[BEGIN SELECTED EXCERPT]

I guess this is not possible in term of standard mathematical functions. Is it solvable at all?
Edit: I think it's possible (by proper substitution) to do this using the Fermi-Dirac integral. But that would change the lower limit and I'd need to numerically solve the incomplete Fermi-Dirac integral for which I haven't found a working algorithm yet. So I'd prefer to keep the lower limit at 0
Assuming $c>0$ we have
$$ f(c)=\int_{0}^{+\infty}\frac{\sqrt{t+c}}{e^t+1}\,dt=\int_{1}^{+\infty}\frac{\sqrt{c+\log u}}{u(u+1)}\,du=\int_{0}^{1}\frac{\sqrt{c-\log v}}{v+1}\,dv $$ and the last integral is simple to approximate numerically.

[END SELECTED EXCERPT]

YOUR TASKS:
(a) How would you condense the paragraph in the integral thread that begins "Edit: I think it's possible" into a short list that keeps its main facts?
(b) Can you carry on the integral thread after its final sentence, which ends "simple to approximate numerically"?

[BEGIN SUPPLIED MATERIAL]

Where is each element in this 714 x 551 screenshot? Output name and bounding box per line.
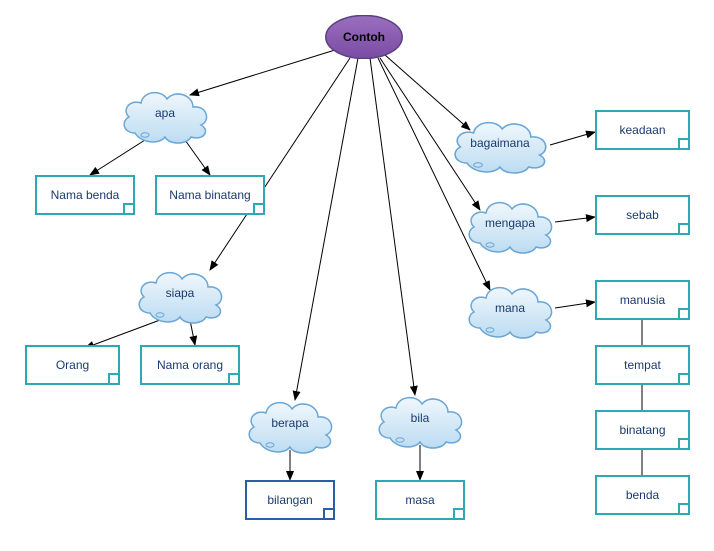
box-label-orang: Orang: [56, 358, 89, 372]
box-nama_orang: Nama orang: [140, 345, 240, 385]
edge: [185, 140, 210, 175]
box-sebab: sebab: [595, 195, 690, 235]
box-benda: benda: [595, 475, 690, 515]
box-label-keadaan: keadaan: [619, 123, 665, 137]
cloud-berapa: berapa: [240, 395, 340, 455]
box-label-benda: benda: [626, 488, 659, 502]
cloud-mana: mana: [460, 280, 560, 340]
box-tempat: tempat: [595, 345, 690, 385]
edge: [210, 58, 350, 270]
edge: [295, 58, 358, 400]
box-label-bilangan: bilangan: [267, 493, 312, 507]
center-node-contoh: Contoh: [325, 15, 403, 59]
cloud-label-bila: bila: [411, 411, 430, 429]
cloud-label-apa: apa: [155, 106, 175, 124]
box-label-nama_orang: Nama orang: [157, 358, 223, 372]
edge: [370, 58, 415, 395]
diagram-canvas: [0, 0, 714, 551]
edge: [555, 302, 595, 308]
edge: [90, 140, 145, 175]
box-nama_benda: Nama benda: [35, 175, 135, 215]
cloud-bagaimana: bagaimana: [445, 115, 555, 175]
box-label-nama_binatang: Nama binatang: [169, 188, 250, 202]
box-label-tempat: tempat: [624, 358, 661, 372]
cloud-label-bagaimana: bagaimana: [470, 136, 529, 154]
center-label: Contoh: [343, 30, 385, 44]
box-keadaan: keadaan: [595, 110, 690, 150]
box-label-masa: masa: [405, 493, 434, 507]
cloud-bila: bila: [370, 390, 470, 450]
cloud-label-mengapa: mengapa: [485, 216, 535, 234]
box-label-nama_benda: Nama benda: [51, 188, 120, 202]
box-bilangan: bilangan: [245, 480, 335, 520]
box-label-manusia: manusia: [620, 293, 665, 307]
cloud-apa: apa: [115, 85, 215, 145]
cloud-label-siapa: siapa: [166, 286, 195, 304]
box-label-binatang: binatang: [619, 423, 665, 437]
cloud-siapa: siapa: [130, 265, 230, 325]
box-masa: masa: [375, 480, 465, 520]
box-orang: Orang: [25, 345, 120, 385]
cloud-label-berapa: berapa: [271, 416, 308, 434]
box-label-sebab: sebab: [626, 208, 659, 222]
box-nama_binatang: Nama binatang: [155, 175, 265, 215]
box-manusia: manusia: [595, 280, 690, 320]
cloud-mengapa: mengapa: [460, 195, 560, 255]
edge: [555, 217, 595, 222]
cloud-label-mana: mana: [495, 301, 525, 319]
edge: [550, 132, 595, 145]
box-binatang: binatang: [595, 410, 690, 450]
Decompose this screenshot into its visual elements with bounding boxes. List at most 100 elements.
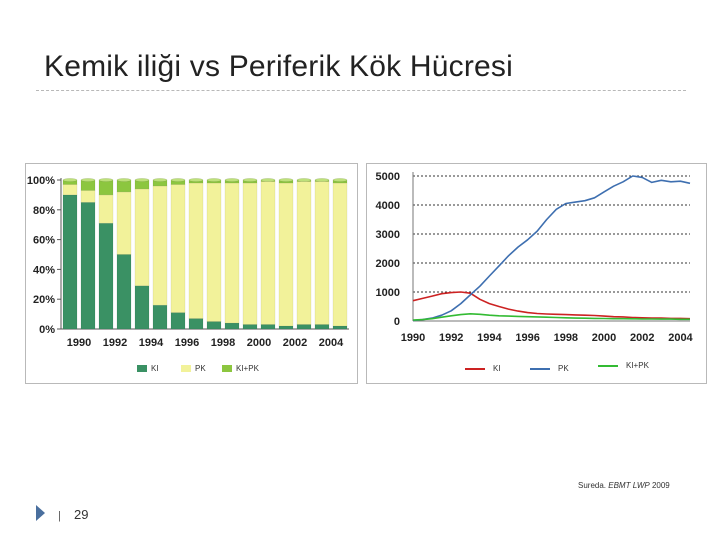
bar-segment	[116, 254, 132, 330]
bar-segment	[206, 182, 222, 322]
bar-cap	[134, 178, 150, 182]
bar-cap	[278, 178, 294, 182]
bar-segment	[188, 318, 204, 330]
bar-cap	[98, 178, 114, 182]
y-tick-label: 3000	[376, 229, 400, 241]
legend-line-ki	[465, 367, 485, 370]
x-tick-label: 2002	[630, 332, 654, 344]
bar-segment	[62, 184, 78, 196]
left-legend-item-kipk: KI+PK	[222, 364, 259, 373]
bar-segment	[152, 304, 168, 330]
right-legend-item-kipk: KI+PK	[598, 361, 649, 370]
bar-cap	[188, 178, 204, 182]
bar-cap	[116, 178, 132, 182]
legend-swatch-pk	[181, 365, 191, 373]
bar-segment	[188, 182, 204, 319]
x-tick-label: 2002	[283, 337, 307, 349]
bar-segment	[296, 181, 312, 325]
x-tick-label: 2004	[668, 332, 693, 344]
bar-segment	[98, 179, 114, 196]
bar-cap	[242, 178, 258, 182]
bar-cap	[314, 178, 330, 182]
stacked-percent-chart-panel: 0% 20% 40% 60% 80% 100% 1990 1992 1994 1996 1998 20…	[25, 163, 358, 384]
legend-label-pk: PK	[195, 364, 206, 373]
y-tick-label: 20%	[33, 294, 55, 306]
stacked-percent-chart: 0% 20% 40% 60% 80% 100% 1990 1992 1994 1996 1998 20…	[27, 175, 349, 349]
line-chart: 0 1000 2000 3000 4000 5000 1990 1992 1994 1996 199…	[376, 171, 694, 344]
bar-segment	[152, 185, 168, 306]
x-tick-label: 1996	[515, 332, 539, 344]
bar-segment	[314, 324, 330, 330]
bar-segment	[116, 191, 132, 255]
title-divider	[36, 90, 686, 91]
bar-cap	[224, 178, 240, 182]
bar-cap	[62, 178, 78, 182]
line-chart-panel: 0 1000 2000 3000 4000 5000 1990 1992 1994 1996 199…	[366, 163, 707, 384]
x-tick-label: 1994	[139, 337, 164, 349]
series-line	[412, 313, 690, 321]
bar-segment	[296, 324, 312, 330]
left-legend-item-ki: KI	[137, 364, 159, 373]
bar-segment	[332, 325, 348, 330]
legend-line-kipk	[598, 364, 618, 367]
bar-segment	[314, 181, 330, 325]
legend-label-ki-line: KI	[493, 364, 501, 373]
legend-label-pk-line: PK	[558, 364, 569, 373]
bar-cap	[80, 178, 96, 182]
page-number: 29	[74, 507, 89, 522]
y-tick-label: 60%	[33, 235, 55, 247]
y-tick-label: 100%	[27, 175, 55, 187]
y-tick-label: 4000	[376, 200, 400, 212]
bar-cap	[152, 178, 168, 182]
x-tick-label: 2004	[319, 337, 344, 349]
bar-segment	[242, 182, 258, 325]
y-tick-label: 5000	[376, 171, 400, 183]
legend-line-pk	[530, 367, 550, 370]
bar-segment	[278, 182, 294, 327]
legend-swatch-ki	[137, 365, 147, 373]
footer-separator: |	[58, 510, 61, 522]
bar-cap	[296, 178, 312, 182]
bar-segment	[224, 182, 240, 324]
x-tick-label: 1992	[103, 337, 127, 349]
x-tick-label: 1990	[401, 332, 425, 344]
bar-segment	[278, 325, 294, 330]
source-citation: Sureda. EBMT LWP 2009	[578, 481, 670, 490]
bar-segment	[98, 222, 114, 330]
bar-segment	[170, 312, 186, 330]
x-tick-label: 1996	[175, 337, 199, 349]
y-tick-label: 0%	[39, 324, 55, 336]
x-tick-label: 1998	[211, 337, 235, 349]
bar-segment	[242, 324, 258, 330]
x-tick-label: 1994	[477, 332, 502, 344]
y-tick-label: 1000	[376, 287, 400, 299]
bar-segment	[332, 182, 348, 327]
legend-label-ki: KI	[151, 364, 159, 373]
bar-segment	[62, 194, 78, 330]
y-tick-label: 0	[394, 316, 400, 328]
bar-segment	[224, 322, 240, 330]
bar-segment	[134, 285, 150, 330]
legend-label-kipk-line: KI+PK	[626, 361, 649, 370]
bar-cap	[332, 178, 348, 182]
bar-segment	[170, 184, 186, 313]
source-year: 2009	[649, 481, 670, 490]
bar-segment	[80, 190, 96, 203]
series-line	[412, 291, 691, 320]
bar-segment	[98, 194, 114, 224]
bar-cap	[170, 178, 186, 182]
bar-segment	[206, 321, 222, 330]
bar-segment	[260, 324, 276, 330]
bar-segment	[80, 202, 96, 330]
left-legend-item-pk: PK	[181, 364, 206, 373]
bar-cap	[260, 178, 276, 182]
x-tick-label: 1998	[554, 332, 578, 344]
legend-swatch-kipk	[222, 365, 232, 373]
bar-cap	[206, 178, 222, 182]
slide-title: Kemik iliği vs Periferik Kök Hücresi	[44, 50, 513, 83]
bar-segment	[260, 181, 276, 325]
bar-segment	[134, 188, 150, 287]
source-italic: EBMT LWP	[608, 481, 650, 490]
right-legend-item-pk: PK	[530, 364, 569, 373]
x-tick-label: 1992	[439, 332, 463, 344]
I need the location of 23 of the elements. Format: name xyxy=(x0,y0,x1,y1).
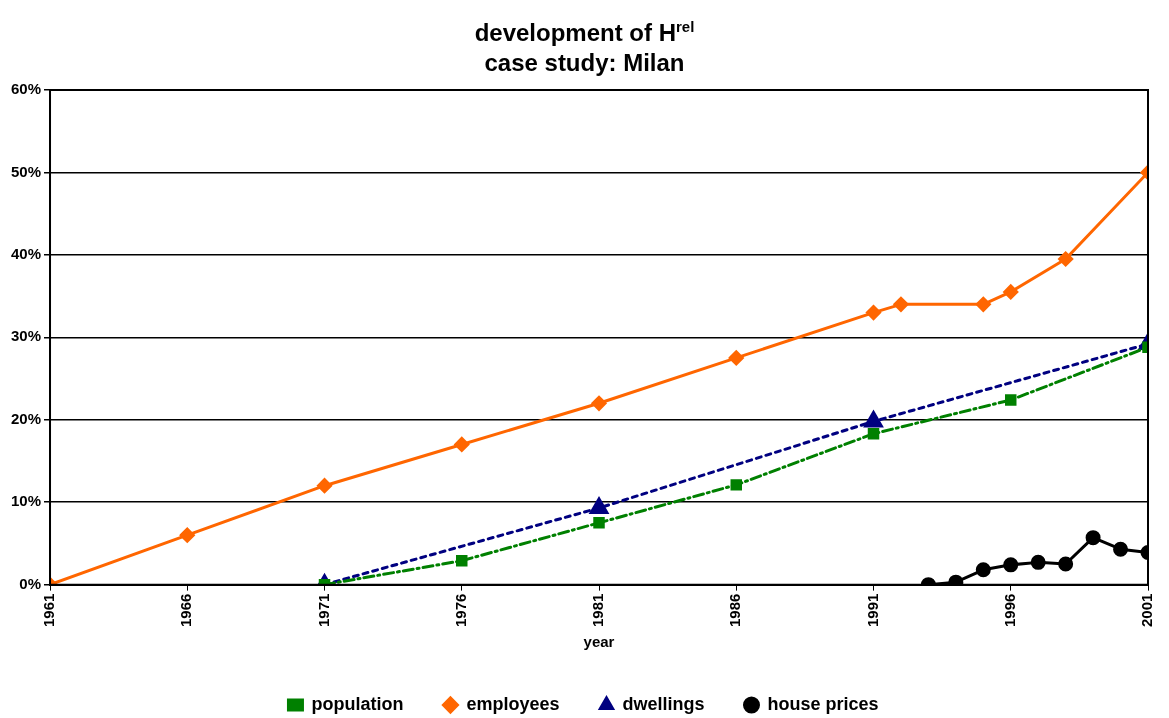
x-tick-label: 1961 xyxy=(40,593,58,628)
x-tick-label: 1986 xyxy=(726,593,744,628)
legend-label: house prices xyxy=(767,693,879,714)
x-axis-title: year xyxy=(583,633,615,651)
y-tick-label: 30% xyxy=(10,327,42,345)
y-tick-label: 0% xyxy=(19,574,42,592)
y-tick-label: 40% xyxy=(10,245,42,263)
x-tick-label: 1981 xyxy=(589,593,607,628)
chart-subtitle: case study: Milan xyxy=(483,48,686,78)
chart-title: development of H$^{rel}$ xyxy=(473,17,696,48)
legend-label: population xyxy=(311,693,404,714)
y-tick-label: 60% xyxy=(10,80,42,98)
y-tick-label: 10% xyxy=(10,492,42,510)
x-tick-label: 1976 xyxy=(451,593,469,628)
y-tick-label: 50% xyxy=(10,162,42,180)
legend-label: dwellings xyxy=(622,693,705,714)
x-tick-label: 2001 xyxy=(1138,593,1156,628)
legend-label: employees xyxy=(466,693,560,714)
x-tick-label: 1996 xyxy=(1000,593,1018,628)
x-tick-label: 1966 xyxy=(177,593,195,628)
x-tick-label: 1971 xyxy=(314,593,332,628)
y-tick-label: 20% xyxy=(10,409,42,427)
x-tick-label: 1991 xyxy=(863,593,881,628)
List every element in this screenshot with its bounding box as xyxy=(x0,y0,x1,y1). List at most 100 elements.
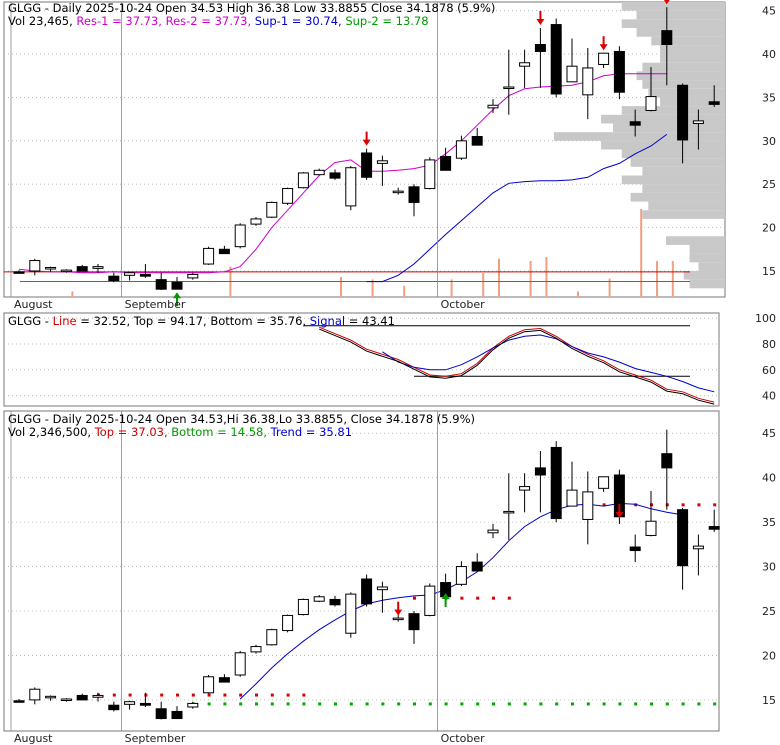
price-candle xyxy=(519,62,531,67)
volume-profile-bar xyxy=(636,10,725,20)
volume-profile-bar xyxy=(689,244,725,254)
oscillator-panel: 40 60 80 100 GLGG - Line = 32.52, Top = 94.… xyxy=(3,312,776,407)
price-candle xyxy=(708,101,720,105)
price-candle xyxy=(503,86,515,90)
trend-candle xyxy=(424,585,436,616)
trend-candle xyxy=(550,446,562,520)
bottom-dot xyxy=(223,702,227,706)
bottom-dot xyxy=(413,702,416,706)
bottom-dot xyxy=(586,702,590,706)
trend-x-axis: August September October xyxy=(10,411,485,745)
y-tick-25: 25 xyxy=(762,605,776,618)
trend-candle xyxy=(566,489,578,507)
trend-candle xyxy=(455,566,467,585)
trend-candle xyxy=(124,701,136,705)
volume-profile-bar xyxy=(660,54,725,63)
price-h2-0: Vol 23,465, xyxy=(8,14,76,28)
bottom-dot xyxy=(476,702,480,706)
trend-down-arrow xyxy=(615,511,624,518)
trend-candle xyxy=(582,491,594,520)
y-tick-35: 35 xyxy=(762,91,776,104)
bottom-dot xyxy=(460,702,464,706)
bottom-dot xyxy=(207,702,211,706)
volume-bar xyxy=(498,258,500,297)
volume-bar xyxy=(640,209,643,297)
bottom-dot xyxy=(318,702,322,706)
volume-profile-bar xyxy=(621,149,725,159)
bottom-dot xyxy=(634,702,638,706)
price-panel: 15 20 25 30 35 40 45 August September October GL… xyxy=(3,0,776,311)
oscillator-y-axis: 40 60 80 100 xyxy=(755,312,776,403)
osc-h-8: = 43.41 xyxy=(345,314,395,328)
volume-profile-bar xyxy=(612,123,725,133)
trend-candle xyxy=(92,694,104,698)
volume-profile-bar xyxy=(683,270,725,280)
trend-candle xyxy=(234,652,246,676)
x-tick-August: August xyxy=(14,298,53,311)
y-tick-35: 35 xyxy=(762,516,776,529)
trend-candle xyxy=(645,520,657,536)
osc-h-6: = 35.76, xyxy=(253,314,310,328)
top-dot xyxy=(507,596,511,600)
y-tick-45: 45 xyxy=(762,5,776,18)
volume-bar xyxy=(671,261,674,297)
y-tick-20: 20 xyxy=(762,222,776,235)
volume-profile-bar xyxy=(601,114,725,124)
price-candle xyxy=(471,135,483,146)
volume-profile-bar xyxy=(630,158,725,167)
price-candle xyxy=(408,186,420,203)
volume-profile-bar xyxy=(642,166,725,176)
y-tick-80: 80 xyxy=(762,338,776,351)
price-candle xyxy=(60,269,72,273)
price-candle xyxy=(424,159,436,190)
price-candle xyxy=(313,169,325,176)
y-tick-30: 30 xyxy=(762,561,776,574)
price-candle xyxy=(171,281,183,290)
bottom-dot xyxy=(507,702,511,706)
osc-h-0: GLGG - xyxy=(8,314,53,328)
volume-bars xyxy=(71,209,674,297)
price-candle xyxy=(297,172,309,189)
trend-candle xyxy=(29,688,41,701)
trend-candle xyxy=(108,704,120,711)
bottom-dot xyxy=(428,702,432,706)
price-h2-2: Res-2 = 37.73, xyxy=(166,14,255,28)
y-tick-40: 40 xyxy=(762,472,776,485)
price-candle xyxy=(45,267,57,270)
price-candle xyxy=(582,67,594,96)
price-y-axis: 15 20 25 30 35 40 45 xyxy=(762,5,776,278)
volume-profile-bar xyxy=(630,192,725,202)
price-h2-1: Res-1 = 37.73, xyxy=(76,14,165,28)
price-candle xyxy=(250,218,262,225)
down-arrow xyxy=(599,44,608,51)
price-candle xyxy=(282,188,294,204)
trend-candle xyxy=(266,629,278,646)
x-tick-October: October xyxy=(441,732,485,745)
bottom-dot xyxy=(302,702,306,706)
price-candle xyxy=(629,121,641,126)
volume-profile-bar xyxy=(698,262,725,271)
price-x-axis: August September October xyxy=(10,2,485,311)
price-candle xyxy=(155,279,167,290)
trend-candle xyxy=(708,526,720,530)
y-tick-40: 40 xyxy=(762,48,776,61)
volume-profile-bar xyxy=(621,2,725,11)
volume-profile-bar xyxy=(660,45,725,55)
bottom-dot xyxy=(665,702,669,706)
trend-candle xyxy=(171,710,183,720)
volume-profile-bar xyxy=(621,175,725,185)
volume-bar xyxy=(340,277,342,297)
trend-candle xyxy=(345,593,357,634)
volume-bar xyxy=(371,279,374,297)
price-candle xyxy=(76,266,88,272)
bottom-dot xyxy=(681,702,685,706)
price-candle xyxy=(376,160,388,164)
trend-candle xyxy=(519,486,531,491)
osc-h-3: Top xyxy=(133,314,153,328)
volume-bar xyxy=(450,279,453,297)
trend-candle xyxy=(297,598,309,616)
top-dot xyxy=(713,503,717,507)
volume-bar xyxy=(545,257,548,297)
trend-candle xyxy=(250,646,262,653)
price-candle xyxy=(598,52,610,65)
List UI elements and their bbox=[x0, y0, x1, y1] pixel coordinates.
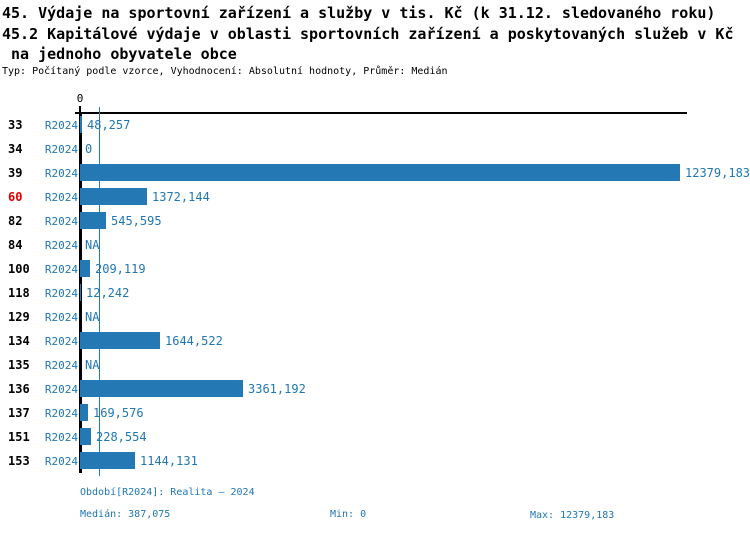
row-number-label: 33 bbox=[8, 118, 23, 132]
value-bar bbox=[80, 164, 680, 181]
row-series-label: R2024 bbox=[44, 239, 78, 252]
value-label: 228,554 bbox=[96, 430, 147, 444]
value-label: NA bbox=[85, 238, 100, 252]
chart-row: 60 R2024 1372,144 bbox=[0, 185, 750, 209]
chart-row: 134 R2024 1644,522 bbox=[0, 329, 750, 353]
chart-row: 135 R2024 NA bbox=[0, 353, 750, 377]
row-number-label: 84 bbox=[8, 238, 23, 252]
row-number-label: 60 bbox=[8, 190, 23, 204]
value-bar bbox=[80, 404, 88, 421]
row-series-label: R2024 bbox=[44, 407, 78, 420]
chart-row: 137 R2024 169,576 bbox=[0, 401, 750, 425]
x-axis-zero-tick-label: 0 bbox=[76, 92, 84, 105]
row-series-label: R2024 bbox=[44, 143, 78, 156]
row-series-label: R2024 bbox=[44, 431, 78, 444]
row-number-label: 137 bbox=[8, 406, 30, 420]
row-number-label: 100 bbox=[8, 262, 30, 276]
chart-row: 129 R2024 NA bbox=[0, 305, 750, 329]
row-number-label: 118 bbox=[8, 286, 30, 300]
value-bar bbox=[80, 452, 135, 469]
footer-median-label: Medián: 387,075 bbox=[80, 509, 171, 520]
value-label: NA bbox=[85, 358, 100, 372]
row-series-label: R2024 bbox=[44, 191, 78, 204]
value-label: 12379,183 bbox=[685, 166, 750, 180]
chart-row: 100 R2024 209,119 bbox=[0, 257, 750, 281]
chart-title-line2: 45.2 Kapitálové výdaje v oblasti sportov… bbox=[2, 25, 734, 43]
row-number-label: 136 bbox=[8, 382, 30, 396]
row-number-label: 34 bbox=[8, 142, 23, 156]
chart-row: 82 R2024 545,595 bbox=[0, 209, 750, 233]
footer-period-label: Období[R2024]: Realita – 2024 bbox=[80, 487, 255, 498]
row-series-label: R2024 bbox=[44, 383, 78, 396]
value-label: 1372,144 bbox=[152, 190, 210, 204]
row-series-label: R2024 bbox=[44, 359, 78, 372]
value-bar bbox=[80, 332, 160, 349]
chart-row: 118 R2024 12,242 bbox=[0, 281, 750, 305]
chart-row: 151 R2024 228,554 bbox=[0, 425, 750, 449]
row-series-label: R2024 bbox=[44, 311, 78, 324]
value-label: 48,257 bbox=[87, 118, 131, 132]
value-bar bbox=[80, 380, 243, 397]
row-series-label: R2024 bbox=[44, 455, 78, 468]
footer-min-label: Min: 0 bbox=[330, 509, 367, 520]
value-bar bbox=[80, 284, 81, 301]
row-number-label: 82 bbox=[8, 214, 23, 228]
chart-row: 39 R2024 12379,183 bbox=[0, 161, 750, 185]
chart-row: 34 R2024 0 bbox=[0, 137, 750, 161]
x-axis-zero-tick-mark bbox=[79, 106, 81, 112]
row-series-label: R2024 bbox=[44, 215, 78, 228]
value-bar bbox=[80, 188, 147, 205]
value-label: 12,242 bbox=[86, 286, 130, 300]
chart-title-line1: 45. Výdaje na sportovní zařízení a služb… bbox=[2, 4, 716, 22]
row-number-label: 151 bbox=[8, 430, 30, 444]
chart-subtitle-type-info: Typ: Počítaný podle vzorce, Vyhodnocení:… bbox=[2, 66, 448, 77]
row-series-label: R2024 bbox=[44, 263, 78, 276]
chart-row: 33 R2024 48,257 bbox=[0, 113, 750, 137]
value-bar bbox=[80, 428, 91, 445]
row-series-label: R2024 bbox=[44, 167, 78, 180]
median-reference-line bbox=[99, 107, 100, 476]
chart-row: 136 R2024 3361,192 bbox=[0, 377, 750, 401]
row-series-label: R2024 bbox=[44, 287, 78, 300]
value-label: 209,119 bbox=[95, 262, 146, 276]
row-series-label: R2024 bbox=[44, 335, 78, 348]
value-label: 0 bbox=[85, 142, 93, 156]
value-bar bbox=[80, 212, 106, 229]
x-axis-line bbox=[75, 112, 687, 114]
value-label: 1144,131 bbox=[140, 454, 198, 468]
value-bar bbox=[80, 260, 90, 277]
chart-title-line3: na jednoho obyvatele obce bbox=[2, 45, 237, 63]
value-label: 3361,192 bbox=[248, 382, 306, 396]
chart-row: 153 R2024 1144,131 bbox=[0, 449, 750, 473]
value-label: NA bbox=[85, 310, 100, 324]
row-number-label: 129 bbox=[8, 310, 30, 324]
value-bar bbox=[80, 116, 82, 133]
row-series-label: R2024 bbox=[44, 119, 78, 132]
chart-row: 84 R2024 NA bbox=[0, 233, 750, 257]
row-number-label: 153 bbox=[8, 454, 30, 468]
row-number-label: 134 bbox=[8, 334, 30, 348]
row-number-label: 39 bbox=[8, 166, 23, 180]
value-label: 545,595 bbox=[111, 214, 162, 228]
value-label: 1644,522 bbox=[165, 334, 223, 348]
row-number-label: 135 bbox=[8, 358, 30, 372]
footer-max-label: Max: 12379,183 bbox=[530, 510, 615, 521]
value-label: 169,576 bbox=[93, 406, 144, 420]
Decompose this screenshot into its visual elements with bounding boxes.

[END SUPPLIED MATERIAL]

ANSWERS IN ORDER:
(a)
- A suitable substitution might let the integral be expressed through the Fermi-Dirac integral.
- That substitution would change the lower limit. The incomplete Fermi-Dirac integral would then have to be solved numerically.
- No working algorithm for that has been found yet, so keeping the lower limit at 0 is preferred.

(b)
By the Cauchy-Schwarz inequality he have $$ f(c)\leq \sqrt{\int_{0}^{1}(c-\log v)\,dv\int_{0}^{1}\frac{dv}{(v+1)^2}}\leq\sqrt{\frac{c+1}{2}}$$ and this bound is both simple and pretty accurate for values of $c$ not much larger than $10$.
Additionally, by the integral representation for the $\eta$ (or $\zeta$) function we have $$ \lim_{c\to 0^+}f(c) =\frac{2-\sqrt{2}}{4}\sqrt{\pi}\,\zeta\left(\tfrac{3}{2}\right) = 0.6780938951531\ldots$$ and by the (inverse) Laplace transform $$ f(c) = \sum_{n\geq 1}\frac{2 \sqrt{c n}+e^{c n} \sqrt{\pi } \operatorname{Erfc}\sqrt{c n}}{2 n^{3/2}}(-1)^{n+1}. $$ For an alternative and more accurate numerical approximation, one may replace the complementary error function by a convergent of its well-known continued fraction.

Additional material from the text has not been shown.